Aim of the exercise:
Go through the material and pull out every line with the string "другая" in it.

Supplied records:
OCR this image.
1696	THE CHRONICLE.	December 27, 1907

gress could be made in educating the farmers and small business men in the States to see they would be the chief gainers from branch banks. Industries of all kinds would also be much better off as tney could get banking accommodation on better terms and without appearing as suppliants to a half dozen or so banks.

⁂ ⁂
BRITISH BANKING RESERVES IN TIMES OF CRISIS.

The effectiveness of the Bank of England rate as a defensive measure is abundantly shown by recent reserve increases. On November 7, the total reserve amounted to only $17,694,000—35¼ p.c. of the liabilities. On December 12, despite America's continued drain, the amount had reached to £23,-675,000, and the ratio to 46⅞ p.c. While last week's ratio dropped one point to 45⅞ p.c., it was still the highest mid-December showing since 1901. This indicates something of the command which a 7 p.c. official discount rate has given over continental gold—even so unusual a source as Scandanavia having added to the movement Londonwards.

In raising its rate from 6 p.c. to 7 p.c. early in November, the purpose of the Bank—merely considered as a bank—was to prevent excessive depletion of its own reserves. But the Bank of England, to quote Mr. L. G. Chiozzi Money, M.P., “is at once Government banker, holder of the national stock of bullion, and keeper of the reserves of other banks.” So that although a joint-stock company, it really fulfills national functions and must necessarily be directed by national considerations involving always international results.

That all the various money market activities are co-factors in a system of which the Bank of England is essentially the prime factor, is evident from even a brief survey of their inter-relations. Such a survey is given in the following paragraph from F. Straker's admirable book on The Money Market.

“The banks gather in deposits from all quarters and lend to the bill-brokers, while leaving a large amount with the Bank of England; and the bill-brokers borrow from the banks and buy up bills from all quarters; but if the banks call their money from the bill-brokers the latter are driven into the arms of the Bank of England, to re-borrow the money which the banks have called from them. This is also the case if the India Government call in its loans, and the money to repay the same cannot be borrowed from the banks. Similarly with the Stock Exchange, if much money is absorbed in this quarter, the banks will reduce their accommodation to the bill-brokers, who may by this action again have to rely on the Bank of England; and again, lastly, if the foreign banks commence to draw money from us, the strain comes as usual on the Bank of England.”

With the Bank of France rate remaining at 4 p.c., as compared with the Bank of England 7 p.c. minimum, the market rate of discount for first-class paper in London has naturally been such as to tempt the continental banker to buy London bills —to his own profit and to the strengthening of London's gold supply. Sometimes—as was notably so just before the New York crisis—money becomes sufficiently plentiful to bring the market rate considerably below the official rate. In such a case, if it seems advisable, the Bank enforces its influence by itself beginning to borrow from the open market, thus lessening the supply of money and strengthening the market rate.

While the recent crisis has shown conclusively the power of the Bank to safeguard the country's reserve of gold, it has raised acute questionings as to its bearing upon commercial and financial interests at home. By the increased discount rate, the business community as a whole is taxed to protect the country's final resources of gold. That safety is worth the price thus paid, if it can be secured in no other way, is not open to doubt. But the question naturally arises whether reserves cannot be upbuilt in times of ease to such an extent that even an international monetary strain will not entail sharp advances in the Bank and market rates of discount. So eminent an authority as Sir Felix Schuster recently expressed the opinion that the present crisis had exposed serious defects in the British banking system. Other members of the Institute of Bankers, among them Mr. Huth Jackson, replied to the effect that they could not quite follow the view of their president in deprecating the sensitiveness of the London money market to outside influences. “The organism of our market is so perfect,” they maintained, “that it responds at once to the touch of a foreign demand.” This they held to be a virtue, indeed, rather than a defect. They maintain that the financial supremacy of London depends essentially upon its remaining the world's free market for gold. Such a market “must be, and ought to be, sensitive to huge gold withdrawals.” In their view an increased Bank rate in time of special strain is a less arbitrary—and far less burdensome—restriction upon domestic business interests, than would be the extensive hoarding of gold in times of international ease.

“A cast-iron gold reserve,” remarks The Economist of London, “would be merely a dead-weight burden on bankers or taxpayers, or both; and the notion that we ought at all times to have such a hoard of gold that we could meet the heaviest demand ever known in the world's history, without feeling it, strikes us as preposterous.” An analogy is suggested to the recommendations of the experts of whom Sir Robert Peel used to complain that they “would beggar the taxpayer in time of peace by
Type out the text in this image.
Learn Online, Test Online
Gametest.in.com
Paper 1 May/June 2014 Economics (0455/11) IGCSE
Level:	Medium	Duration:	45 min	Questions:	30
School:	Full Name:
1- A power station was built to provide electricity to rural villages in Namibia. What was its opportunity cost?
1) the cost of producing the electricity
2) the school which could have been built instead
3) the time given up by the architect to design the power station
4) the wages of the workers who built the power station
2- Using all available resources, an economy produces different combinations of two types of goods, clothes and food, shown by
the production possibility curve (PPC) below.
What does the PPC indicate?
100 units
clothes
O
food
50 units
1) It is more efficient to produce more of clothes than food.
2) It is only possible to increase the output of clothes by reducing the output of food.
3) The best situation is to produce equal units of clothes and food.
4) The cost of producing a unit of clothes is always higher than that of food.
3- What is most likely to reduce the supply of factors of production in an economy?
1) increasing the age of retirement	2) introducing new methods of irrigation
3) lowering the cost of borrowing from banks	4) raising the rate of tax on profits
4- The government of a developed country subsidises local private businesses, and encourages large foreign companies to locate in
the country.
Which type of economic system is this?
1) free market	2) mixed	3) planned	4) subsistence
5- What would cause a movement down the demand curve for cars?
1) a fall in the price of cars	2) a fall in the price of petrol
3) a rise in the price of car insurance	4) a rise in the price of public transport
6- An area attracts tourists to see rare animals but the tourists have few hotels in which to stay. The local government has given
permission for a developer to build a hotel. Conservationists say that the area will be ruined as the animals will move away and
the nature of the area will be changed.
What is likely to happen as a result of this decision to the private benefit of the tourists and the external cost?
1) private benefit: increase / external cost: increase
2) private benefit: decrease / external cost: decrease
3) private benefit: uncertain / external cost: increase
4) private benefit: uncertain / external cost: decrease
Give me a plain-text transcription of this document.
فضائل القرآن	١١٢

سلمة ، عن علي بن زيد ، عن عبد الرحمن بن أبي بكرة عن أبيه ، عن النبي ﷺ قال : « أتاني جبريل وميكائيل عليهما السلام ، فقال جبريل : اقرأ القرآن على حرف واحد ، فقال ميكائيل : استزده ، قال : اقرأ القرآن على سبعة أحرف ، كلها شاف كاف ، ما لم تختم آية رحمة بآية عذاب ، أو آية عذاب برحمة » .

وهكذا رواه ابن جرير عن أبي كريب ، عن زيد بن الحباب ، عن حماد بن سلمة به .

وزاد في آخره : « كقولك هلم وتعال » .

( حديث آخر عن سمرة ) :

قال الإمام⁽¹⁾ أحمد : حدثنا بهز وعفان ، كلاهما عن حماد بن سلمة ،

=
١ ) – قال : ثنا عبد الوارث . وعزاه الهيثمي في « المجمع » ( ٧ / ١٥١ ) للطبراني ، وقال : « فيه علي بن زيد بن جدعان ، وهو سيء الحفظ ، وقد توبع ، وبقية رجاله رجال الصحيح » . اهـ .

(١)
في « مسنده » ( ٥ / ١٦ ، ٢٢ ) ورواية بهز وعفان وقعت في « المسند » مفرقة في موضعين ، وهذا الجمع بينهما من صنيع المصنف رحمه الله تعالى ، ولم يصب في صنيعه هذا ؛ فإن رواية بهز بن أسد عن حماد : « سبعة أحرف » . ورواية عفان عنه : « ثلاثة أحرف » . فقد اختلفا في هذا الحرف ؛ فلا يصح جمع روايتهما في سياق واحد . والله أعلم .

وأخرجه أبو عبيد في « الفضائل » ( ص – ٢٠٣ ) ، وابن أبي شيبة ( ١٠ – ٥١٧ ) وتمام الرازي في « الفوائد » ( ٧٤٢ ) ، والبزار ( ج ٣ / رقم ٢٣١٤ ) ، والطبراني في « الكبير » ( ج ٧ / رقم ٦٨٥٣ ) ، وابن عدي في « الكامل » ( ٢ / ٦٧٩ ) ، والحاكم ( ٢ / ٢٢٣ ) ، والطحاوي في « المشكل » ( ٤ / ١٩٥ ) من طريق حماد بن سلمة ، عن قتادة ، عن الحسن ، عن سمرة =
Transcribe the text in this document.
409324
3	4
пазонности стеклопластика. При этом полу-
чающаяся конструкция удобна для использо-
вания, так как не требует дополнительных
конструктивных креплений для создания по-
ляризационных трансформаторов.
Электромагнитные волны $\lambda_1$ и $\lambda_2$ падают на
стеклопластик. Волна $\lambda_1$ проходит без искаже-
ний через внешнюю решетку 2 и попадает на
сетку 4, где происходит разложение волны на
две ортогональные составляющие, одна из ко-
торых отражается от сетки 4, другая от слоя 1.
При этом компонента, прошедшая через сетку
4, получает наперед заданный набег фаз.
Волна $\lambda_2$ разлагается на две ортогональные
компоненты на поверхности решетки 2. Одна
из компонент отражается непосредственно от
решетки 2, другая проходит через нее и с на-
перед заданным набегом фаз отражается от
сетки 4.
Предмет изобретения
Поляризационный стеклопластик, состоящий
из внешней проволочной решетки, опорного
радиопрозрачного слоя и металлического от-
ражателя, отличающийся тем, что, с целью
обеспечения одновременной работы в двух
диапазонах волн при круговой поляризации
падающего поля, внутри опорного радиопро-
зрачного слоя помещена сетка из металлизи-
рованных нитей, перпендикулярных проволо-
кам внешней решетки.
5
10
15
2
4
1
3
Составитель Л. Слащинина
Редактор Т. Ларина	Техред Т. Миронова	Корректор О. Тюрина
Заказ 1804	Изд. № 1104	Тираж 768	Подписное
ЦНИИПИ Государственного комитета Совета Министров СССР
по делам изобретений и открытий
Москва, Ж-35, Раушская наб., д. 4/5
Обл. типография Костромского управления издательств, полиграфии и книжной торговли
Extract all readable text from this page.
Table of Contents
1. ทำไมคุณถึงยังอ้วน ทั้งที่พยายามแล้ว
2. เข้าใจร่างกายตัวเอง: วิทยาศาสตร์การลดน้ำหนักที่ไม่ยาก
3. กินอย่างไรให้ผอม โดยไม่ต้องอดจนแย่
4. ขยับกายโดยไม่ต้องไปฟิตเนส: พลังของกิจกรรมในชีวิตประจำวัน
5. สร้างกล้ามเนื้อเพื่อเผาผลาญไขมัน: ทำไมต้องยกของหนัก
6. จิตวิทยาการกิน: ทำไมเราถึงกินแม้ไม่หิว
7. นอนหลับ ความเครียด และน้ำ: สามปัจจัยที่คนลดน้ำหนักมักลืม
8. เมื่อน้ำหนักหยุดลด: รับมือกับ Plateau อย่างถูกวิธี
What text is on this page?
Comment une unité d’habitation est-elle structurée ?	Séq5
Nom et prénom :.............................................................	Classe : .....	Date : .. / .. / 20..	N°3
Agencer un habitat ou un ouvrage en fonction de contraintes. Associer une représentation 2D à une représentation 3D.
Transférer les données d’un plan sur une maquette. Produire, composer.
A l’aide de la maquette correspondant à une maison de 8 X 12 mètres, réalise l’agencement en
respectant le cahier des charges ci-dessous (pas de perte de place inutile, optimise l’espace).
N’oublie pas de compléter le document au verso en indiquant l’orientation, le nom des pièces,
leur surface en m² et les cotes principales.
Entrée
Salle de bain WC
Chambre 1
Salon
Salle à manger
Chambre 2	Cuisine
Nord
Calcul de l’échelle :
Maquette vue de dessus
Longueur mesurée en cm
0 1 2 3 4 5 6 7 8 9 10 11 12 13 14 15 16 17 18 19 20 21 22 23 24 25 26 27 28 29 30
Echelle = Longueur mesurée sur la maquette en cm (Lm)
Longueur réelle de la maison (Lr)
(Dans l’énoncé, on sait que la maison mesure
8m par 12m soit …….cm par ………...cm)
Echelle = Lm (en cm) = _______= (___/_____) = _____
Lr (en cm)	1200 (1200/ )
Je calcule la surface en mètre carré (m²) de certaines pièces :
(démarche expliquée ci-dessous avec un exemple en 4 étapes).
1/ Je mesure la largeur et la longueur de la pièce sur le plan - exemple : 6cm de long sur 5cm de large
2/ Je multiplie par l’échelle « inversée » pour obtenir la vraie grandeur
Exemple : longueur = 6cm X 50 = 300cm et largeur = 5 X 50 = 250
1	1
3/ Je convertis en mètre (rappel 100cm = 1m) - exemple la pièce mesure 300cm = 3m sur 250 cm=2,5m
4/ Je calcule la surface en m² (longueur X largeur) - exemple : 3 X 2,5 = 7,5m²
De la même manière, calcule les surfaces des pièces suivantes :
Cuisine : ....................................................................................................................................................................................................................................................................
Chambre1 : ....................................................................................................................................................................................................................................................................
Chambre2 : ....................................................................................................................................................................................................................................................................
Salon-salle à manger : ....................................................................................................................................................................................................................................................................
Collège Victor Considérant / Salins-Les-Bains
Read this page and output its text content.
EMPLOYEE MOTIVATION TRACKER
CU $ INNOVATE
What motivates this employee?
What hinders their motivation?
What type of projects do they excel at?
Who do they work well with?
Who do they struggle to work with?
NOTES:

The completed task:
торых отражается от сетки 4, другая от слоя 1.
решетки 2, другая проходит через нее и с на-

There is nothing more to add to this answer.